# start of Dataset content

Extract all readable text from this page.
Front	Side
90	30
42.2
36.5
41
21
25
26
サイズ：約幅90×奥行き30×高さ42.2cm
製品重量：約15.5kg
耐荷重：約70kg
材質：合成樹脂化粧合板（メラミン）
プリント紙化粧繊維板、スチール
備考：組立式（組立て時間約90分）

# end of Dataset content

:: Exercise prompt ::
Could you reproduce every record above exactly as it appears?

:: Exercise response ::
Extract all readable text from this page.
Front	Side
90	30
42.2
36.5
41
21
25
26
サイズ：約幅90×奥行き30×高さ42.2cm
製品重量：約15.5kg
耐荷重：約70kg
材質：合成樹脂化粧合板（メラミン）
プリント紙化粧繊維板、スチール
備考：組立式（組立て時間約90分）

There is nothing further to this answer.